Filter the records below down to lines containing "name".

**Figure dataset records**
-=-=-=-=-
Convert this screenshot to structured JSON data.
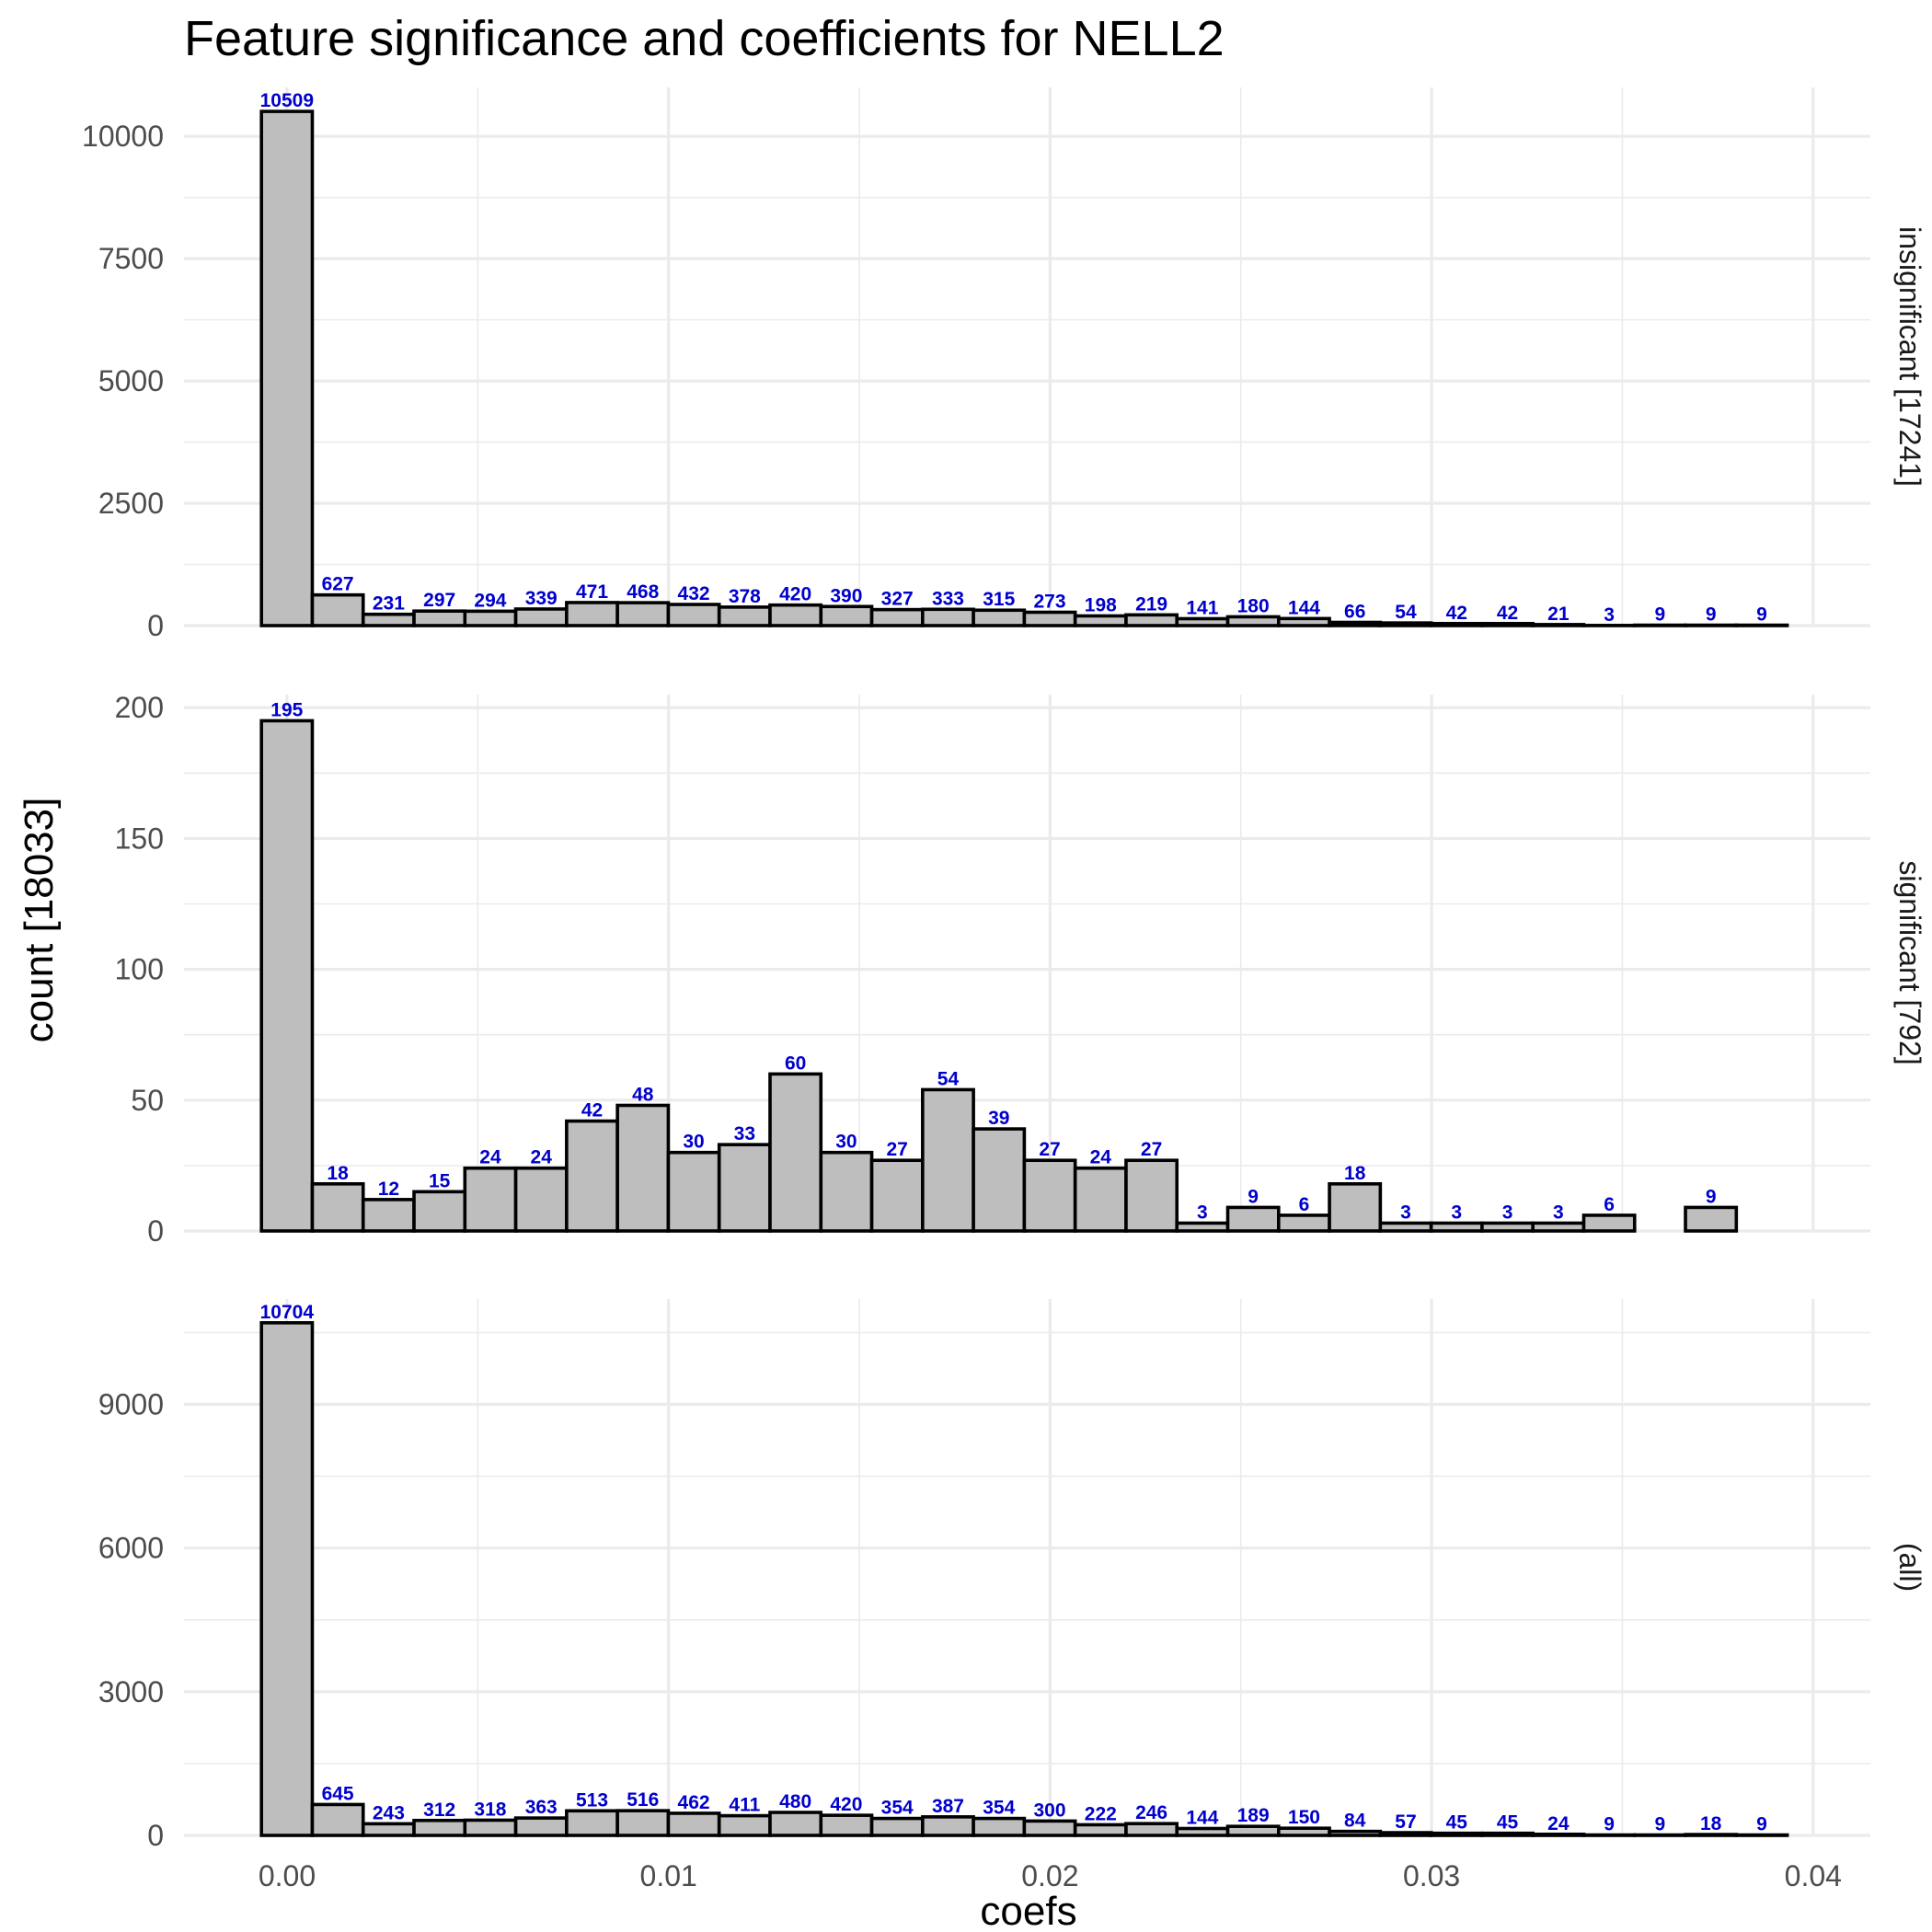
{
  "chart_data": {
    "type": "bar",
    "title": "Feature significance and coefficients for NELL2",
    "xlabel": "coefs",
    "ylabel": "count [18033]",
    "xlim": [
      -0.0027,
      0.0415
    ],
    "x_ticks": [
      0.0,
      0.01,
      0.02,
      0.03,
      0.04
    ],
    "x_tick_labels": [
      "0.00",
      "0.01",
      "0.02",
      "0.03",
      "0.04"
    ],
    "bin_start": -0.00067,
    "bin_width": 0.001333,
    "grid": true,
    "bar_fill": "#bebebe",
    "bar_outline": "#000000",
    "label_color": "#0000cd",
    "panels": [
      {
        "name": "insignificant [17241]",
        "ylim": [
          0,
          11000
        ],
        "y_ticks": [
          0,
          2500,
          5000,
          7500,
          10000
        ],
        "y_tick_labels": [
          "0",
          "2500",
          "5000",
          "7500",
          "10000"
        ],
        "values": [
          10509,
          627,
          231,
          297,
          294,
          339,
          471,
          468,
          432,
          378,
          420,
          390,
          327,
          333,
          315,
          273,
          198,
          219,
          141,
          180,
          144,
          66,
          54,
          42,
          42,
          21,
          3,
          9,
          9,
          9
        ],
        "labels": [
          "10509",
          "627",
          "231",
          "297",
          "294",
          "339",
          "471",
          "468",
          "432",
          "378",
          "420",
          "390",
          "327",
          "333",
          "315",
          "273",
          "198",
          "219",
          "141",
          "180",
          "144",
          "66",
          "54",
          "42",
          "42",
          "21",
          "3",
          "9",
          "9",
          "9"
        ]
      },
      {
        "name": "significant [792]",
        "ylim": [
          0,
          205
        ],
        "y_ticks": [
          0,
          50,
          100,
          150,
          200
        ],
        "y_tick_labels": [
          "0",
          "50",
          "100",
          "150",
          "200"
        ],
        "values": [
          195,
          18,
          12,
          15,
          24,
          24,
          42,
          48,
          30,
          33,
          60,
          30,
          27,
          54,
          39,
          27,
          24,
          27,
          3,
          9,
          6,
          18,
          3,
          3,
          3,
          3,
          6,
          0,
          9,
          0
        ],
        "labels": [
          "195",
          "18",
          "12",
          "15",
          "24",
          "24",
          "42",
          "48",
          "30",
          "33",
          "60",
          "30",
          "27",
          "54",
          "39",
          "27",
          "24",
          "27",
          "3",
          "9",
          "6",
          "18",
          "3",
          "3",
          "3",
          "3",
          "6",
          "",
          "9",
          ""
        ]
      },
      {
        "name": "(all)",
        "ylim": [
          0,
          11200
        ],
        "y_ticks": [
          0,
          3000,
          6000,
          9000
        ],
        "y_tick_labels": [
          "0",
          "3000",
          "6000",
          "9000"
        ],
        "values": [
          10704,
          645,
          243,
          312,
          318,
          363,
          513,
          516,
          462,
          411,
          480,
          420,
          354,
          387,
          354,
          300,
          222,
          246,
          144,
          189,
          150,
          84,
          57,
          45,
          45,
          24,
          9,
          9,
          18,
          9
        ],
        "labels": [
          "10704",
          "645",
          "243",
          "312",
          "318",
          "363",
          "513",
          "516",
          "462",
          "411",
          "480",
          "420",
          "354",
          "387",
          "354",
          "300",
          "222",
          "246",
          "144",
          "189",
          "150",
          "84",
          "57",
          "45",
          "45",
          "24",
          "9",
          "9",
          "18",
          "9"
        ]
      }
    ]
  }
}
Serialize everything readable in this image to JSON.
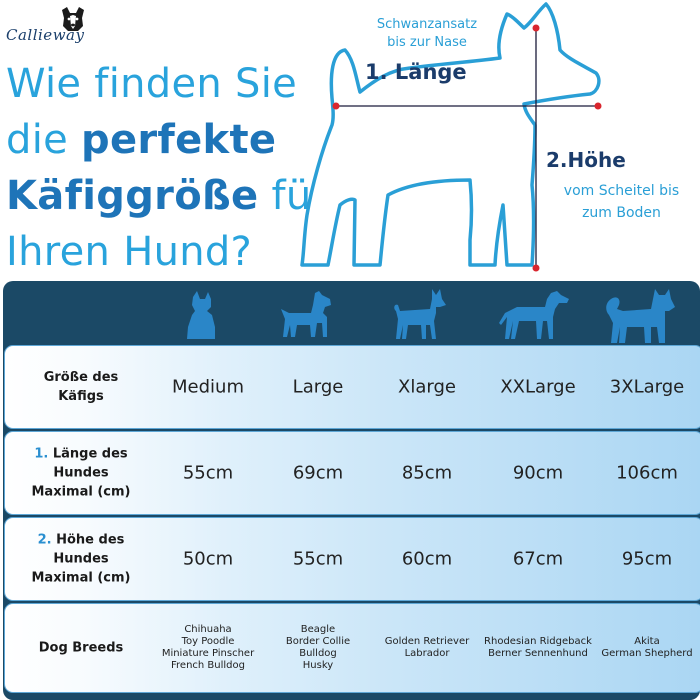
-=-=-=-=-
**Written solution**
        "name": "insignificant [17241]",
        "name": "significant [792]",
        "name": "(all)",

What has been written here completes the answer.